***** Recorded data

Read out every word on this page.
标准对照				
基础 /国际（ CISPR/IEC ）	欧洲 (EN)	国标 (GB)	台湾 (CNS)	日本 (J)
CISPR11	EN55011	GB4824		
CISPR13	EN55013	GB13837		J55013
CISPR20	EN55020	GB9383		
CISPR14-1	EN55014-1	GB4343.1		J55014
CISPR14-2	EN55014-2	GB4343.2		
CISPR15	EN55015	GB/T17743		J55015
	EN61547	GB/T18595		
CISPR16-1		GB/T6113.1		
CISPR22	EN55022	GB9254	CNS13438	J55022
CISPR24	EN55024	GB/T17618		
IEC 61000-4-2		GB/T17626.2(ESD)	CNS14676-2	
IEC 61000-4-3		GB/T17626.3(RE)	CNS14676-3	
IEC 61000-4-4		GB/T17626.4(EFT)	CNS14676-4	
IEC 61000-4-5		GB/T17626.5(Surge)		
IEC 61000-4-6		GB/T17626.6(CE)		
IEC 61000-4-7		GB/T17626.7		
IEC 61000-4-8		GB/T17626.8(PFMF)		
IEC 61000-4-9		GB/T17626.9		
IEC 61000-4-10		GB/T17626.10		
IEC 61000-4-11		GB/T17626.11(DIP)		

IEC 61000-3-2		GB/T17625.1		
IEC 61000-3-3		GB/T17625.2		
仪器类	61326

**********

- [Exercise instructions] Quote the listing in full, please, keeping every line exact.

- [Worked answer]
Read out every word on this page.
标准对照				
基础 /国际（ CISPR/IEC ）	欧洲 (EN)	国标 (GB)	台湾 (CNS)	日本 (J)
CISPR11	EN55011	GB4824		
CISPR13	EN55013	GB13837		J55013
CISPR20	EN55020	GB9383		
CISPR14-1	EN55014-1	GB4343.1		J55014
CISPR14-2	EN55014-2	GB4343.2		
CISPR15	EN55015	GB/T17743		J55015
	EN61547	GB/T18595		
CISPR16-1		GB/T6113.1		
CISPR22	EN55022	GB9254	CNS13438	J55022
CISPR24	EN55024	GB/T17618		
IEC 61000-4-2		GB/T17626.2(ESD)	CNS14676-2	
IEC 61000-4-3		GB/T17626.3(RE)	CNS14676-3	
IEC 61000-4-4		GB/T17626.4(EFT)	CNS14676-4	
IEC 61000-4-5		GB/T17626.5(Surge)		
IEC 61000-4-6		GB/T17626.6(CE)		
IEC 61000-4-7		GB/T17626.7		
IEC 61000-4-8		GB/T17626.8(PFMF)		
IEC 61000-4-9		GB/T17626.9		
IEC 61000-4-10		GB/T17626.10		
IEC 61000-4-11		GB/T17626.11(DIP)		

IEC 61000-3-2		GB/T17625.1		
IEC 61000-3-3		GB/T17625.2		
仪器类	61326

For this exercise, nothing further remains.